§ Task objective: Return every record exactly as written.

§ Records contained in a dataset:
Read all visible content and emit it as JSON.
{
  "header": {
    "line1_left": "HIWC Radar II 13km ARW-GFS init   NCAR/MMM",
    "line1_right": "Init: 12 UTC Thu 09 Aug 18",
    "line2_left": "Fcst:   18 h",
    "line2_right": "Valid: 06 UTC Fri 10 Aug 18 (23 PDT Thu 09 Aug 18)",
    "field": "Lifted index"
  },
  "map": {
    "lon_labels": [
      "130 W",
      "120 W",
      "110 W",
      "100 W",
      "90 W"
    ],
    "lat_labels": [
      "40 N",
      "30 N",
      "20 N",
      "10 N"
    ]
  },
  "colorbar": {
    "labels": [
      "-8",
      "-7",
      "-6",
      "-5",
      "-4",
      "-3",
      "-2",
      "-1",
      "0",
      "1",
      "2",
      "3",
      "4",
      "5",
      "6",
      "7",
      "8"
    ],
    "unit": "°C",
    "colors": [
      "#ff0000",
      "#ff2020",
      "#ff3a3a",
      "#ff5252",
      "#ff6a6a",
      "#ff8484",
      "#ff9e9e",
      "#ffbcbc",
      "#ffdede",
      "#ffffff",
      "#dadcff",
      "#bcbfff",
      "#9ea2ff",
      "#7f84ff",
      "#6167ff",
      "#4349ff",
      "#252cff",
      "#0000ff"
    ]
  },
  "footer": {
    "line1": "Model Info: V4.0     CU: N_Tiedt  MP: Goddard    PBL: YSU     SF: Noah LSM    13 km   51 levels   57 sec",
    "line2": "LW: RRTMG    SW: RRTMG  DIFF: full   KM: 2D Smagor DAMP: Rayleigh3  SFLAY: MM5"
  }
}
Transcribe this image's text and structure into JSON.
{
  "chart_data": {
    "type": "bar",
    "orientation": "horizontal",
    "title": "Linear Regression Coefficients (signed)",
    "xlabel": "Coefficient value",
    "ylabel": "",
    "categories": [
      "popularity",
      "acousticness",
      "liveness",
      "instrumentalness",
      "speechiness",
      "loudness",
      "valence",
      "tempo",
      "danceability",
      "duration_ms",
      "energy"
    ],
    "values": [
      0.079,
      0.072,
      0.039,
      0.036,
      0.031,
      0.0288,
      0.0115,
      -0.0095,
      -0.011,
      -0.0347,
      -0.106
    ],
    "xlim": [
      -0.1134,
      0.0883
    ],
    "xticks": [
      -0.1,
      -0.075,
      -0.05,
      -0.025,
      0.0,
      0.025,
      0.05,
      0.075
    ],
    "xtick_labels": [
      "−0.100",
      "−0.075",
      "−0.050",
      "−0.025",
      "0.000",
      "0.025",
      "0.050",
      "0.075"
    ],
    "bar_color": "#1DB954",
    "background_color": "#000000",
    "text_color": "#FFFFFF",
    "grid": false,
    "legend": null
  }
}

§ Reply to the exercise:
Read all visible content and emit it as JSON.
{
  "header": {
    "line1_left": "HIWC Radar II 13km ARW-GFS init   NCAR/MMM",
    "line1_right": "Init: 12 UTC Thu 09 Aug 18",
    "line2_left": "Fcst:   18 h",
    "line2_right": "Valid: 06 UTC Fri 10 Aug 18 (23 PDT Thu 09 Aug 18)",
    "field": "Lifted index"
  },
  "map": {
    "lon_labels": [
      "130 W",
      "120 W",
      "110 W",
      "100 W",
      "90 W"
    ],
    "lat_labels": [
      "40 N",
      "30 N",
      "20 N",
      "10 N"
    ]
  },
  "colorbar": {
    "labels": [
      "-8",
      "-7",
      "-6",
      "-5",
      "-4",
      "-3",
      "-2",
      "-1",
      "0",
      "1",
      "2",
      "3",
      "4",
      "5",
      "6",
      "7",
      "8"
    ],
    "unit": "°C",
    "colors": [
      "#ff0000",
      "#ff2020",
      "#ff3a3a",
      "#ff5252",
      "#ff6a6a",
      "#ff8484",
      "#ff9e9e",
      "#ffbcbc",
      "#ffdede",
      "#ffffff",
      "#dadcff",
      "#bcbfff",
      "#9ea2ff",
      "#7f84ff",
      "#6167ff",
      "#4349ff",
      "#252cff",
      "#0000ff"
    ]
  },
  "footer": {
    "line1": "Model Info: V4.0     CU: N_Tiedt  MP: Goddard    PBL: YSU     SF: Noah LSM    13 km   51 levels   57 sec",
    "line2": "LW: RRTMG    SW: RRTMG  DIFF: full   KM: 2D Smagor DAMP: Rayleigh3  SFLAY: MM5"
  }
}
Transcribe this image's text and structure into JSON.
{
  "chart_data": {
    "type": "bar",
    "orientation": "horizontal",
    "title": "Linear Regression Coefficients (signed)",
    "xlabel": "Coefficient value",
    "ylabel": "",
    "categories": [
      "popularity",
      "acousticness",
      "liveness",
      "instrumentalness",
      "speechiness",
      "loudness",
      "valence",
      "tempo",
      "danceability",
      "duration_ms",
      "energy"
    ],
    "values": [
      0.079,
      0.072,
      0.039,
      0.036,
      0.031,
      0.0288,
      0.0115,
      -0.0095,
      -0.011,
      -0.0347,
      -0.106
    ],
    "xlim": [
      -0.1134,
      0.0883
    ],
    "xticks": [
      -0.1,
      -0.075,
      -0.05,
      -0.025,
      0.0,
      0.025,
      0.05,
      0.075
    ],
    "xtick_labels": [
      "−0.100",
      "−0.075",
      "−0.050",
      "−0.025",
      "0.000",
      "0.025",
      "0.050",
      "0.075"
    ],
    "bar_color": "#1DB954",
    "background_color": "#000000",
    "text_color": "#FFFFFF",
    "grid": false,
    "legend": null
  }
}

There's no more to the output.